Portanto, tais esforços gigantescos no setor imobiliário por parte do governo são meramente especulativos, não frutos de demanda direta propriamente dita. Segundo pesquisas, no ápice do período de construção civil chinesa, o país utilizou em três anos mais concreto do que os EUA utilizaram ao longo de todo o século 20.
Assim, nos últimos anos tivemos uma situação em que a China possuía cerca de 50 milhões de moradias vazias, com risco de um iminente colapso no setor. Um estudo sugere que um em cada cinco imóveis na China está desocupado em decorrência da especulação desenfreada e dos altos preços.
Segundo o FMI, sete das dez cidades mais caras do mundo para comprar imóveis residenciais, fazendo o cálculo do preço das propriedades em relação à renda média, são da China. Tem-se, neste momento, um excesso de oferta de imóveis – ninguém quer comprá-los, o que resulta no estouro da bolha imobiliária chinesa. Aliada a isso, ainda houve a desaceleração da economia mundial, inclusive da chinesa, devido à recente crise do coronavírus, o que tendeu a reduzir o poder de compra médio da população.

▶ Material apresentado:
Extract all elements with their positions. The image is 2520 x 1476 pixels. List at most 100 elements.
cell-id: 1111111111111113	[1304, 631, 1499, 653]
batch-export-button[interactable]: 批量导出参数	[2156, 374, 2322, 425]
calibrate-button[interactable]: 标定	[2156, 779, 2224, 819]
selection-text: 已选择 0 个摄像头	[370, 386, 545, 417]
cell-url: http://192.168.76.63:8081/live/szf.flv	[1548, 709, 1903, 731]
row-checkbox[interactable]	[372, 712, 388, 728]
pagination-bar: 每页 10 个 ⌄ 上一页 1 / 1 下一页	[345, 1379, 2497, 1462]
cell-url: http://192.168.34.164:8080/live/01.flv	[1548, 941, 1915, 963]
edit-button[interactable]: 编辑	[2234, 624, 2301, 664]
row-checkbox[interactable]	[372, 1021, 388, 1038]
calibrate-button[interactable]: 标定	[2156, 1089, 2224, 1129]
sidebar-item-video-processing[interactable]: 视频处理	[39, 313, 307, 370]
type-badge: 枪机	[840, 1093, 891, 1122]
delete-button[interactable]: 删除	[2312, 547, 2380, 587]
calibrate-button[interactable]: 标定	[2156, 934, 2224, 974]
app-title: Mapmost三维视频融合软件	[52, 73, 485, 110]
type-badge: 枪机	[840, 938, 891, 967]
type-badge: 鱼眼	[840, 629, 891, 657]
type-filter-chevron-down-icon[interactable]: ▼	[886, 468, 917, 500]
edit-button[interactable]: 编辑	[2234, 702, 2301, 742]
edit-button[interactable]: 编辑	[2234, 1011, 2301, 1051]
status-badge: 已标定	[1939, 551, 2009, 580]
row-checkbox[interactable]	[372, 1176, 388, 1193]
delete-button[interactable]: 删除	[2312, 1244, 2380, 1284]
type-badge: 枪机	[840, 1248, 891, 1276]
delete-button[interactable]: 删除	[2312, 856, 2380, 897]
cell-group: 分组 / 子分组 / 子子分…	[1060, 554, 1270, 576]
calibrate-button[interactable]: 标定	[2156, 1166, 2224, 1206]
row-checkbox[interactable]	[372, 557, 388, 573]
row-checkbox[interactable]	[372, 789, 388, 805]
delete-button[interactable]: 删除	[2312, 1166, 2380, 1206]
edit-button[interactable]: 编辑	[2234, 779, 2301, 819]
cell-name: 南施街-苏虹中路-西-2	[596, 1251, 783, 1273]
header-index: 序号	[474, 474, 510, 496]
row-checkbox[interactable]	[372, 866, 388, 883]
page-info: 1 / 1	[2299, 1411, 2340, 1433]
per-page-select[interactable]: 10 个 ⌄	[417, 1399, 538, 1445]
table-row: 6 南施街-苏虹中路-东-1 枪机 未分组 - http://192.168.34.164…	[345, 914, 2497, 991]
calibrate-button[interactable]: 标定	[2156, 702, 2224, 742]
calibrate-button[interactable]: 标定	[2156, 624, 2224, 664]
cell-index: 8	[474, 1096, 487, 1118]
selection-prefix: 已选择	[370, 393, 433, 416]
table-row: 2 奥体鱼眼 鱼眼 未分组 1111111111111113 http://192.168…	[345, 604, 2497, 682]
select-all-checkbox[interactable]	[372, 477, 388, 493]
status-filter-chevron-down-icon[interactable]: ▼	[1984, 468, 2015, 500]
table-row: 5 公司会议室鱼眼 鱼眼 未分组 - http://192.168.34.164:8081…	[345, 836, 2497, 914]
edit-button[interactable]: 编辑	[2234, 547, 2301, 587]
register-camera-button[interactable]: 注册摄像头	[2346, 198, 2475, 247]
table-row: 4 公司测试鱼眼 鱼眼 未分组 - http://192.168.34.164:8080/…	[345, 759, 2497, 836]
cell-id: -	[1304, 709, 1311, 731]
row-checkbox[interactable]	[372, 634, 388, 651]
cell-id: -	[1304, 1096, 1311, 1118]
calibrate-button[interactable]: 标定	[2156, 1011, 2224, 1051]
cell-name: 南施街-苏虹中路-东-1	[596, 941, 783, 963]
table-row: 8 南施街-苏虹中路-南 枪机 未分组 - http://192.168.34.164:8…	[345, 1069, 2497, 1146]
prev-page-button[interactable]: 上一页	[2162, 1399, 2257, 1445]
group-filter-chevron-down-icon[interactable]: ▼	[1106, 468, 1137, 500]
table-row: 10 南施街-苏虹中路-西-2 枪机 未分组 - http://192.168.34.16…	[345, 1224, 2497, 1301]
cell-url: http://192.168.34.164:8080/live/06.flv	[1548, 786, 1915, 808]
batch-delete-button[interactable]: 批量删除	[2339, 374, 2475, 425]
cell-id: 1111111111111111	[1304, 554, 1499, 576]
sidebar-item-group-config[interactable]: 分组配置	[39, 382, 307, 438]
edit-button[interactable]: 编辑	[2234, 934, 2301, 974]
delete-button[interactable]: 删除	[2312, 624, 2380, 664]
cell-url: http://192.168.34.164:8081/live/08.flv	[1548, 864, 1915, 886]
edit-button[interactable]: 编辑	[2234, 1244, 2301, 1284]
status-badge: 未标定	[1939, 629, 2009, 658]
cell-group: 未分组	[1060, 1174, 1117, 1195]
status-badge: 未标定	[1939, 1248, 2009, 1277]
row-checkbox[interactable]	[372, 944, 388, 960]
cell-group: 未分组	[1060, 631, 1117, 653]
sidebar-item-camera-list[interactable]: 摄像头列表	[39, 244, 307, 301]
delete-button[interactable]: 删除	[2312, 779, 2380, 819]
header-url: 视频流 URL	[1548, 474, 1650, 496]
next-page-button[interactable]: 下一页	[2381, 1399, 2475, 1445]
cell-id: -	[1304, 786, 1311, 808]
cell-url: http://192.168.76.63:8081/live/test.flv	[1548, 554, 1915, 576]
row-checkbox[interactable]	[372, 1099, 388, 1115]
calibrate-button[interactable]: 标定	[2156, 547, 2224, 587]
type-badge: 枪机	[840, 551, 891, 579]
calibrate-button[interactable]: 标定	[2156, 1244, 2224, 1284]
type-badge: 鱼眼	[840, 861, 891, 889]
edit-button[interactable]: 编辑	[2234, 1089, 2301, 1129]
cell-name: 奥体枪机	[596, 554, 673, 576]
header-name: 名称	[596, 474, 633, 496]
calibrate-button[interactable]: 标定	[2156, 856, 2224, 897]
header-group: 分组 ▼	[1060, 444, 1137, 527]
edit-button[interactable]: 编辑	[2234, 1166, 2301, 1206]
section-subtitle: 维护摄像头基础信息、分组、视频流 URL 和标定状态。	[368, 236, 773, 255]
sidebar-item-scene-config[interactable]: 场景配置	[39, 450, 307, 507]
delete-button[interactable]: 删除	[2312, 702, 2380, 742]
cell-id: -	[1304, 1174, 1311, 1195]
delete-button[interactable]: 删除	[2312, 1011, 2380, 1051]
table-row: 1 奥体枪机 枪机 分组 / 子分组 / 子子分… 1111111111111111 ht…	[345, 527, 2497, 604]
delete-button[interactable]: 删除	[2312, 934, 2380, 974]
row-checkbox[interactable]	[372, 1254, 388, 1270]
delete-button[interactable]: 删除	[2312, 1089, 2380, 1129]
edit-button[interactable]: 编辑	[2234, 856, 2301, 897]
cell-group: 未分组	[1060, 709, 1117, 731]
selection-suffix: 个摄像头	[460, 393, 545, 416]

▶ Tarefas:
1. Com base no texto sobre o mercado imobiliário chinês, explique em uma a três frases por que um em cada cinco imóveis na China está desocupado.
2. Reproduza o trecho do texto sobre o mercado imobiliário chinês entre "Assim, nos últimos" e "médio da população.", inclusive.
O material não tem nenhum papel nesta atividade.

▶ Respostas por item:
1. Um em cada cinco imóveis na China está desocupado por causa da especulação desenfreada e dos altos preços.

2.
Assim, nos últimos anos tivemos uma situação em que a China possuía cerca de 50 milhões de moradias vazias, com risco de um iminente colapso no setor. Um estudo sugere que um em cada cinco imóveis na China está desocupado em decorrência da especulação desenfreada e dos altos preços.
Segundo o FMI, sete das dez cidades mais caras do mundo para comprar imóveis residenciais, fazendo o cálculo do preço das propriedades em relação à renda média, são da China. Tem-se, neste momento, um excesso de oferta de imóveis – ninguém quer comprá-los, o que resulta no estouro da bolha imobiliária chinesa. Aliada a isso, ainda houve a desaceleração da economia mundial, inclusive da chinesa, devido à recente crise do coronavírus, o que tendeu a reduzir o poder de compra médio da população.